* THE TASK
Find the word "text" in the material below and gather every line that contains it.

* INFORMATION GIVEN
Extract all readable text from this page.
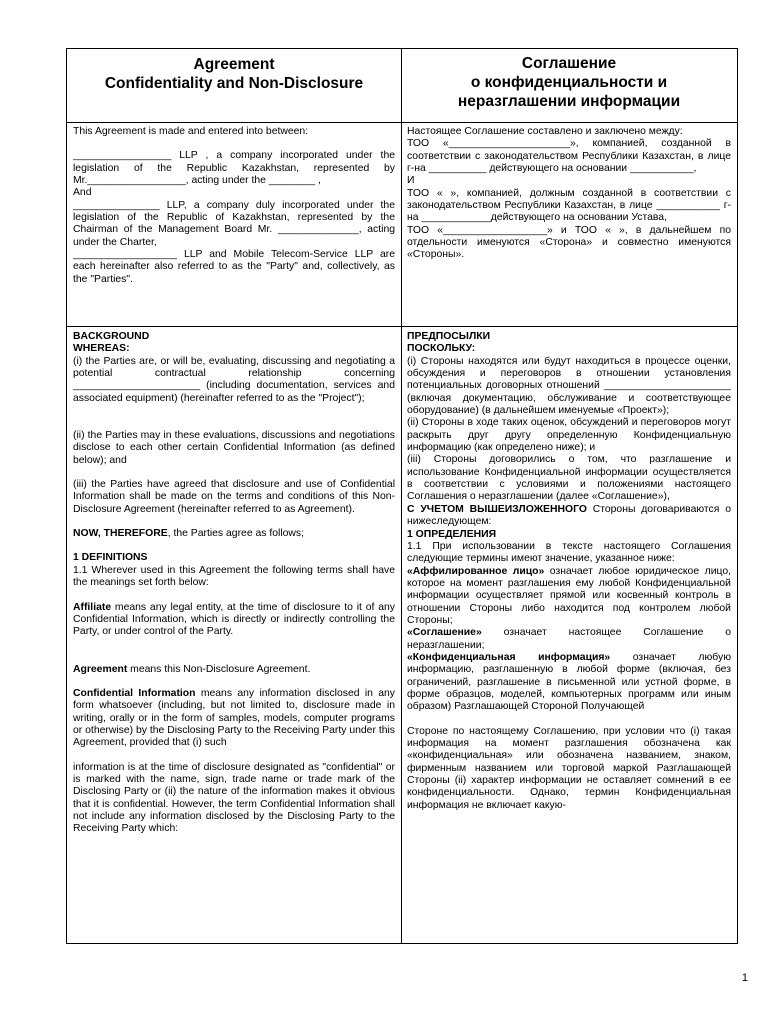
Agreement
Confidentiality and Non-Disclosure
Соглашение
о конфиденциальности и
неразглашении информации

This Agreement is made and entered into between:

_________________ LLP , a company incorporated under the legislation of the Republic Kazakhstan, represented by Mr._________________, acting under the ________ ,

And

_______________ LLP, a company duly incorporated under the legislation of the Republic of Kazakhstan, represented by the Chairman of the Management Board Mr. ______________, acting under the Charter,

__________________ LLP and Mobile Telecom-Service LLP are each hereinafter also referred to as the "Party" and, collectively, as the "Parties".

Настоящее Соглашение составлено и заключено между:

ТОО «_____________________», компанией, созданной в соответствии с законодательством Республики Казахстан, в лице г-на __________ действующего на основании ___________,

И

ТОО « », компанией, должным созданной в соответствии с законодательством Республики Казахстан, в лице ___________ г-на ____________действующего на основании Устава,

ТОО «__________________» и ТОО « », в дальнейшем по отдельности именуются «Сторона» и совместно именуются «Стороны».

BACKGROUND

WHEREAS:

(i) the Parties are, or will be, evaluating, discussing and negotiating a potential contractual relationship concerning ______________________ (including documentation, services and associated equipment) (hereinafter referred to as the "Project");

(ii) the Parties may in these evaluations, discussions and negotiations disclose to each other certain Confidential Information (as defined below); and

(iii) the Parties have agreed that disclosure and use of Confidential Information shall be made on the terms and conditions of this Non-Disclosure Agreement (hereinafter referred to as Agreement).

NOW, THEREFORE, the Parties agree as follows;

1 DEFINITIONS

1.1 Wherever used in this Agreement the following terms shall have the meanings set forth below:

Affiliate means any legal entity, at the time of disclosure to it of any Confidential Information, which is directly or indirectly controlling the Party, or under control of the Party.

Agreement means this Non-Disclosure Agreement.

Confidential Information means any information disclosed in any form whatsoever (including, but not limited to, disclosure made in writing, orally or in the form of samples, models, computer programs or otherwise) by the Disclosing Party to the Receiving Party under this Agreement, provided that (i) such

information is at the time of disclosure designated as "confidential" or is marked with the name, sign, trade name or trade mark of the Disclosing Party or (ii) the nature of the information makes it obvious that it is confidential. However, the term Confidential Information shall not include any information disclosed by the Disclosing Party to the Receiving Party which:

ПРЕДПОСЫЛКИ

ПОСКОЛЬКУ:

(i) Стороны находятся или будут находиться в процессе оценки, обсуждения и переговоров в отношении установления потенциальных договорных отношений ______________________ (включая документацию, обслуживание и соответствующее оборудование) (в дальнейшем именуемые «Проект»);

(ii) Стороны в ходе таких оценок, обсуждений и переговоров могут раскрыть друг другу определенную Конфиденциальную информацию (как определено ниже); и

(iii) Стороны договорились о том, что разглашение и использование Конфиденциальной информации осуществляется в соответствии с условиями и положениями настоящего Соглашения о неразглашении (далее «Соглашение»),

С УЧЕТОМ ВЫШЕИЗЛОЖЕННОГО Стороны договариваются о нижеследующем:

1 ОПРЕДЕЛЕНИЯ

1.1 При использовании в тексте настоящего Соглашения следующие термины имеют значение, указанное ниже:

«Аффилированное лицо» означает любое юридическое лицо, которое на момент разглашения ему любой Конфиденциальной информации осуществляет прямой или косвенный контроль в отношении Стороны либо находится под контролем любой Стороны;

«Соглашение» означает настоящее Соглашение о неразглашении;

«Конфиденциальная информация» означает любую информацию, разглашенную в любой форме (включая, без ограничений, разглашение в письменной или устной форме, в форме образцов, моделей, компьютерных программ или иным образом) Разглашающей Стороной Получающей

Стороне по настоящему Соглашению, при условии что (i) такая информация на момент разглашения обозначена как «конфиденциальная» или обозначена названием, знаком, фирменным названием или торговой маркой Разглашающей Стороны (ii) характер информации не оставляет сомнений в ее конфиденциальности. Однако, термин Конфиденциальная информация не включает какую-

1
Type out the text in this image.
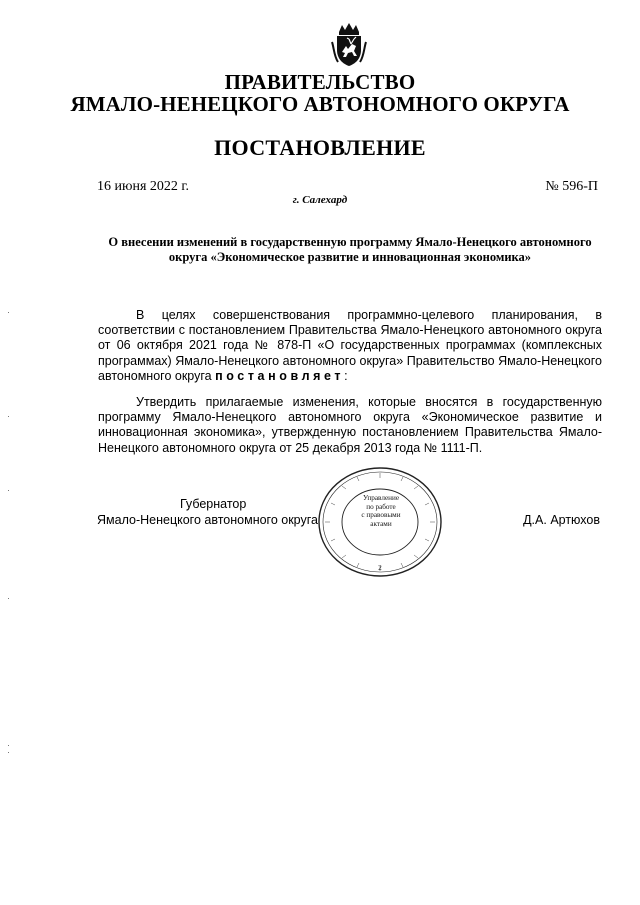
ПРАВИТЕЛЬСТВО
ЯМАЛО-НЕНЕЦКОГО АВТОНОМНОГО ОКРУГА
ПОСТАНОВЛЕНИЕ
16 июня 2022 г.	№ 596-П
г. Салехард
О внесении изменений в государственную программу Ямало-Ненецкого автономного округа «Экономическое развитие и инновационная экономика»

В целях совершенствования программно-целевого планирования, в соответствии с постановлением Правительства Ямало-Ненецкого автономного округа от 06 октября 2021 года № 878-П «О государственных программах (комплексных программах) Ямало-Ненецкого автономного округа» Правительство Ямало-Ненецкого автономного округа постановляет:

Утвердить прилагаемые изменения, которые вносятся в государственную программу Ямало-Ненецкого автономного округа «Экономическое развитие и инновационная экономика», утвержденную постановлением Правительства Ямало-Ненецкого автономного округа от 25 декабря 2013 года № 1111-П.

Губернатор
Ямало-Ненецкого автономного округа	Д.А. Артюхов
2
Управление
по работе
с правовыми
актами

* THE OUTPUT
Extract all readable text from this page.
Type out the text in this image.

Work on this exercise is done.